● **DIRECTIVE**
Each entry below should be written out exactly as it is, with no pictures.

— START DATA FOR THIS TASK —

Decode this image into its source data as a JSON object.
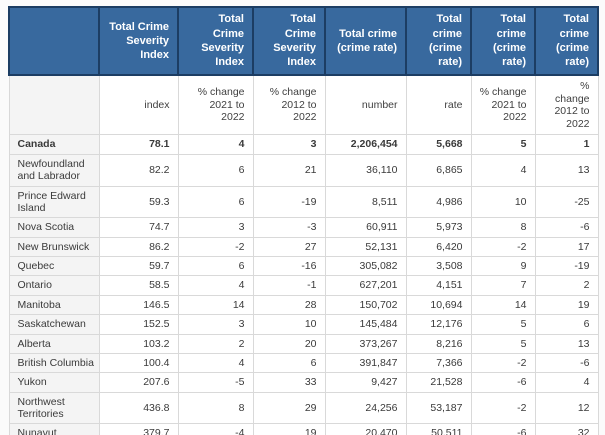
{
  "colors": {
    "header_bg": "#38699e",
    "header_border": "#1c3d63",
    "header_text": "#ffffff",
    "geo_column_bg": "#f4f4f4",
    "grid_line": "#d9d9d9",
    "body_text": "#3a3a3a",
    "page_bg": "#fbfbfb"
  },
  "chart_data": {
    "type": "table",
    "title": "",
    "column_groups": [
      "",
      "Total Crime Severity Index",
      "Total Crime Severity Index",
      "Total Crime Severity Index",
      "Total crime (crime rate)",
      "Total crime (crime rate)",
      "Total crime (crime rate)",
      "Total crime (crime rate)"
    ],
    "sub_headers": [
      "",
      "index",
      "% change 2021 to 2022",
      "% change 2012 to 2022",
      "number",
      "rate",
      "% change 2021 to 2022",
      "% change 2012 to 2022"
    ],
    "rows": [
      {
        "name": "Canada",
        "bold": true,
        "values": [
          "78.1",
          "4",
          "3",
          "2,206,454",
          "5,668",
          "5",
          "1"
        ]
      },
      {
        "name": "Newfoundland and Labrador",
        "bold": false,
        "values": [
          "82.2",
          "6",
          "21",
          "36,110",
          "6,865",
          "4",
          "13"
        ]
      },
      {
        "name": "Prince Edward Island",
        "bold": false,
        "values": [
          "59.3",
          "6",
          "-19",
          "8,511",
          "4,986",
          "10",
          "-25"
        ]
      },
      {
        "name": "Nova Scotia",
        "bold": false,
        "values": [
          "74.7",
          "3",
          "-3",
          "60,911",
          "5,973",
          "8",
          "-6"
        ]
      },
      {
        "name": "New Brunswick",
        "bold": false,
        "values": [
          "86.2",
          "-2",
          "27",
          "52,131",
          "6,420",
          "-2",
          "17"
        ]
      },
      {
        "name": "Quebec",
        "bold": false,
        "values": [
          "59.7",
          "6",
          "-16",
          "305,082",
          "3,508",
          "9",
          "-19"
        ]
      },
      {
        "name": "Ontario",
        "bold": false,
        "values": [
          "58.5",
          "4",
          "-1",
          "627,201",
          "4,151",
          "7",
          "2"
        ]
      },
      {
        "name": "Manitoba",
        "bold": false,
        "values": [
          "146.5",
          "14",
          "28",
          "150,702",
          "10,694",
          "14",
          "19"
        ]
      },
      {
        "name": "Saskatchewan",
        "bold": false,
        "values": [
          "152.5",
          "3",
          "10",
          "145,484",
          "12,176",
          "5",
          "6"
        ]
      },
      {
        "name": "Alberta",
        "bold": false,
        "values": [
          "103.2",
          "2",
          "20",
          "373,267",
          "8,216",
          "5",
          "13"
        ]
      },
      {
        "name": "British Columbia",
        "bold": false,
        "values": [
          "100.4",
          "4",
          "6",
          "391,847",
          "7,366",
          "-2",
          "-6"
        ]
      },
      {
        "name": "Yukon",
        "bold": false,
        "values": [
          "207.6",
          "-5",
          "33",
          "9,427",
          "21,528",
          "-6",
          "4"
        ]
      },
      {
        "name": "Northwest Territories",
        "bold": false,
        "values": [
          "436.8",
          "8",
          "29",
          "24,256",
          "53,187",
          "-2",
          "12"
        ]
      },
      {
        "name": "Nunavut",
        "bold": false,
        "values": [
          "379.7",
          "-4",
          "19",
          "20,470",
          "50,511",
          "-6",
          "32"
        ]
      }
    ]
  }
}
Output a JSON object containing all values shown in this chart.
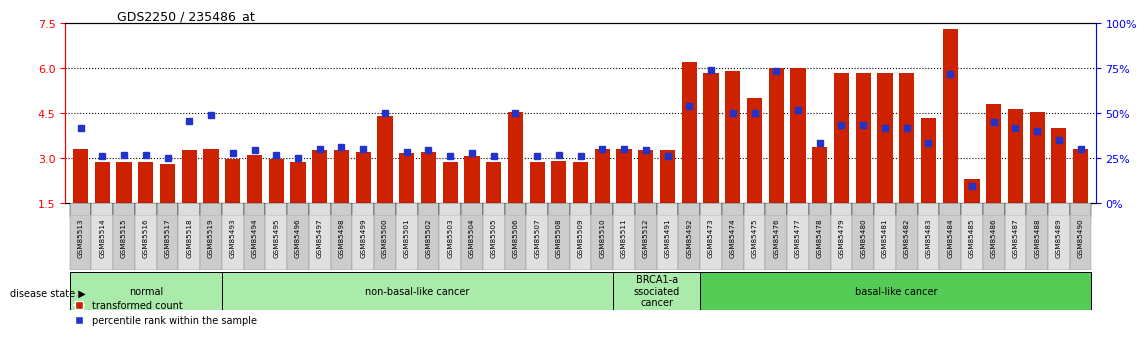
{
  "title": "GDS2250 / 235486_at",
  "samples": [
    "GSM85513",
    "GSM85514",
    "GSM85515",
    "GSM85516",
    "GSM85517",
    "GSM85518",
    "GSM85519",
    "GSM85493",
    "GSM85494",
    "GSM85495",
    "GSM85496",
    "GSM85497",
    "GSM85498",
    "GSM85499",
    "GSM85500",
    "GSM85501",
    "GSM85502",
    "GSM85503",
    "GSM85504",
    "GSM85505",
    "GSM85506",
    "GSM85507",
    "GSM85508",
    "GSM85509",
    "GSM85510",
    "GSM85511",
    "GSM85512",
    "GSM85491",
    "GSM85492",
    "GSM85473",
    "GSM85474",
    "GSM85475",
    "GSM85476",
    "GSM85477",
    "GSM85478",
    "GSM85479",
    "GSM85480",
    "GSM85481",
    "GSM85482",
    "GSM85483",
    "GSM85484",
    "GSM85485",
    "GSM85486",
    "GSM85487",
    "GSM85488",
    "GSM85489",
    "GSM85490"
  ],
  "bar_values": [
    3.3,
    2.85,
    2.85,
    2.85,
    2.8,
    3.25,
    3.3,
    2.95,
    3.1,
    2.95,
    2.85,
    3.25,
    3.25,
    3.2,
    4.4,
    3.15,
    3.2,
    2.85,
    3.05,
    2.85,
    4.55,
    2.85,
    2.9,
    2.85,
    3.3,
    3.3,
    3.25,
    3.25,
    6.2,
    5.85,
    5.9,
    5.0,
    6.0,
    6.0,
    3.35,
    5.85,
    5.85,
    5.85,
    5.85,
    4.35,
    7.3,
    2.3,
    4.8,
    4.65,
    4.55,
    4.0,
    3.3
  ],
  "dot_values": [
    4.0,
    3.05,
    3.1,
    3.1,
    3.0,
    4.25,
    4.45,
    3.15,
    3.25,
    3.1,
    3.0,
    3.3,
    3.35,
    3.3,
    4.5,
    3.2,
    3.25,
    3.05,
    3.15,
    3.05,
    4.5,
    3.05,
    3.1,
    3.05,
    3.3,
    3.3,
    3.25,
    3.05,
    4.75,
    5.95,
    4.5,
    4.5,
    5.9,
    4.6,
    3.5,
    4.1,
    4.1,
    4.0,
    4.0,
    3.5,
    5.8,
    2.05,
    4.2,
    4.0,
    3.9,
    3.6,
    3.3
  ],
  "groups": [
    {
      "label": "normal",
      "start": 0,
      "end": 7,
      "color": "#c8f0c8"
    },
    {
      "label": "non-basal-like cancer",
      "start": 7,
      "end": 25,
      "color": "#c8f0c8"
    },
    {
      "label": "BRCA1-a\nssociated\ncancer",
      "start": 25,
      "end": 29,
      "color": "#c8f0c8"
    },
    {
      "label": "basal-like cancer",
      "start": 29,
      "end": 47,
      "color": "#90e090"
    }
  ],
  "ylim_left": [
    1.5,
    7.5
  ],
  "ylim_right": [
    0,
    100
  ],
  "yticks_left": [
    1.5,
    3.0,
    4.5,
    6.0,
    7.5
  ],
  "yticks_right": [
    0,
    25,
    50,
    75,
    100
  ],
  "bar_color": "#cc2200",
  "dot_color": "#2233cc",
  "dotted_lines": [
    3.0,
    4.5,
    6.0
  ],
  "legend_items": [
    "transformed count",
    "percentile rank within the sample"
  ],
  "disease_state_label": "disease state"
}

— END DATA FOR THIS TASK —

● **EXPECTED ANSWER**
Decode this image into its source data as a JSON object.
{
  "colors": {
    "header_bg": "#38699e",
    "header_border": "#1c3d63",
    "header_text": "#ffffff",
    "geo_column_bg": "#f4f4f4",
    "grid_line": "#d9d9d9",
    "body_text": "#3a3a3a",
    "page_bg": "#fbfbfb"
  },
  "chart_data": {
    "type": "table",
    "title": "",
    "column_groups": [
      "",
      "Total Crime Severity Index",
      "Total Crime Severity Index",
      "Total Crime Severity Index",
      "Total crime (crime rate)",
      "Total crime (crime rate)",
      "Total crime (crime rate)",
      "Total crime (crime rate)"
    ],
    "sub_headers": [
      "",
      "index",
      "% change 2021 to 2022",
      "% change 2012 to 2022",
      "number",
      "rate",
      "% change 2021 to 2022",
      "% change 2012 to 2022"
    ],
    "rows": [
      {
        "name": "Canada",
        "bold": true,
        "values": [
          "78.1",
          "4",
          "3",
          "2,206,454",
          "5,668",
          "5",
          "1"
        ]
      },
      {
        "name": "Newfoundland and Labrador",
        "bold": false,
        "values": [
          "82.2",
          "6",
          "21",
          "36,110",
          "6,865",
          "4",
          "13"
        ]
      },
      {
        "name": "Prince Edward Island",
        "bold": false,
        "values": [
          "59.3",
          "6",
          "-19",
          "8,511",
          "4,986",
          "10",
          "-25"
        ]
      },
      {
        "name": "Nova Scotia",
        "bold": false,
        "values": [
          "74.7",
          "3",
          "-3",
          "60,911",
          "5,973",
          "8",
          "-6"
        ]
      },
      {
        "name": "New Brunswick",
        "bold": false,
        "values": [
          "86.2",
          "-2",
          "27",
          "52,131",
          "6,420",
          "-2",
          "17"
        ]
      },
      {
        "name": "Quebec",
        "bold": false,
        "values": [
          "59.7",
          "6",
          "-16",
          "305,082",
          "3,508",
          "9",
          "-19"
        ]
      },
      {
        "name": "Ontario",
        "bold": false,
        "values": [
          "58.5",
          "4",
          "-1",
          "627,201",
          "4,151",
          "7",
          "2"
        ]
      },
      {
        "name": "Manitoba",
        "bold": false,
        "values": [
          "146.5",
          "14",
          "28",
          "150,702",
          "10,694",
          "14",
          "19"
        ]
      },
      {
        "name": "Saskatchewan",
        "bold": false,
        "values": [
          "152.5",
          "3",
          "10",
          "145,484",
          "12,176",
          "5",
          "6"
        ]
      },
      {
        "name": "Alberta",
        "bold": false,
        "values": [
          "103.2",
          "2",
          "20",
          "373,267",
          "8,216",
          "5",
          "13"
        ]
      },
      {
        "name": "British Columbia",
        "bold": false,
        "values": [
          "100.4",
          "4",
          "6",
          "391,847",
          "7,366",
          "-2",
          "-6"
        ]
      },
      {
        "name": "Yukon",
        "bold": false,
        "values": [
          "207.6",
          "-5",
          "33",
          "9,427",
          "21,528",
          "-6",
          "4"
        ]
      },
      {
        "name": "Northwest Territories",
        "bold": false,
        "values": [
          "436.8",
          "8",
          "29",
          "24,256",
          "53,187",
          "-2",
          "12"
        ]
      },
      {
        "name": "Nunavut",
        "bold": false,
        "values": [
          "379.7",
          "-4",
          "19",
          "20,470",
          "50,511",
          "-6",
          "32"
        ]
      }
    ]
  }
}
Output a JSON object containing all values shown in this chart.
{
  "title": "GDS2250 / 235486_at",
  "samples": [
    "GSM85513",
    "GSM85514",
    "GSM85515",
    "GSM85516",
    "GSM85517",
    "GSM85518",
    "GSM85519",
    "GSM85493",
    "GSM85494",
    "GSM85495",
    "GSM85496",
    "GSM85497",
    "GSM85498",
    "GSM85499",
    "GSM85500",
    "GSM85501",
    "GSM85502",
    "GSM85503",
    "GSM85504",
    "GSM85505",
    "GSM85506",
    "GSM85507",
    "GSM85508",
    "GSM85509",
    "GSM85510",
    "GSM85511",
    "GSM85512",
    "GSM85491",
    "GSM85492",
    "GSM85473",
    "GSM85474",
    "GSM85475",
    "GSM85476",
    "GSM85477",
    "GSM85478",
    "GSM85479",
    "GSM85480",
    "GSM85481",
    "GSM85482",
    "GSM85483",
    "GSM85484",
    "GSM85485",
    "GSM85486",
    "GSM85487",
    "GSM85488",
    "GSM85489",
    "GSM85490"
  ],
  "bar_values": [
    3.3,
    2.85,
    2.85,
    2.85,
    2.8,
    3.25,
    3.3,
    2.95,
    3.1,
    2.95,
    2.85,
    3.25,
    3.25,
    3.2,
    4.4,
    3.15,
    3.2,
    2.85,
    3.05,
    2.85,
    4.55,
    2.85,
    2.9,
    2.85,
    3.3,
    3.3,
    3.25,
    3.25,
    6.2,
    5.85,
    5.9,
    5.0,
    6.0,
    6.0,
    3.35,
    5.85,
    5.85,
    5.85,
    5.85,
    4.35,
    7.3,
    2.3,
    4.8,
    4.65,
    4.55,
    4.0,
    3.3
  ],
  "dot_values": [
    4.0,
    3.05,
    3.1,
    3.1,
    3.0,
    4.25,
    4.45,
    3.15,
    3.25,
    3.1,
    3.0,
    3.3,
    3.35,
    3.3,
    4.5,
    3.2,
    3.25,
    3.05,
    3.15,
    3.05,
    4.5,
    3.05,
    3.1,
    3.05,
    3.3,
    3.3,
    3.25,
    3.05,
    4.75,
    5.95,
    4.5,
    4.5,
    5.9,
    4.6,
    3.5,
    4.1,
    4.1,
    4.0,
    4.0,
    3.5,
    5.8,
    2.05,
    4.2,
    4.0,
    3.9,
    3.6,
    3.3
  ],
  "groups": [
    {
      "label": "normal",
      "start": 0,
      "end": 7,
      "color": "#c8f0c8"
    },
    {
      "label": "non-basal-like cancer",
      "start": 7,
      "end": 25,
      "color": "#c8f0c8"
    },
    {
      "label": "BRCA1-a\nssociated\ncancer",
      "start": 25,
      "end": 29,
      "color": "#c8f0c8"
    },
    {
      "label": "basal-like cancer",
      "start": 29,
      "end": 47,
      "color": "#90e090"
    }
  ],
  "ylim_left": [
    1.5,
    7.5
  ],
  "ylim_right": [
    0,
    100
  ],
  "yticks_left": [
    1.5,
    3.0,
    4.5,
    6.0,
    7.5
  ],
  "yticks_right": [
    0,
    25,
    50,
    75,
    100
  ],
  "bar_color": "#cc2200",
  "dot_color": "#2233cc",
  "dotted_lines": [
    3.0,
    4.5,
    6.0
  ],
  "legend_items": [
    "transformed count",
    "percentile rank within the sample"
  ],
  "disease_state_label": "disease state"
}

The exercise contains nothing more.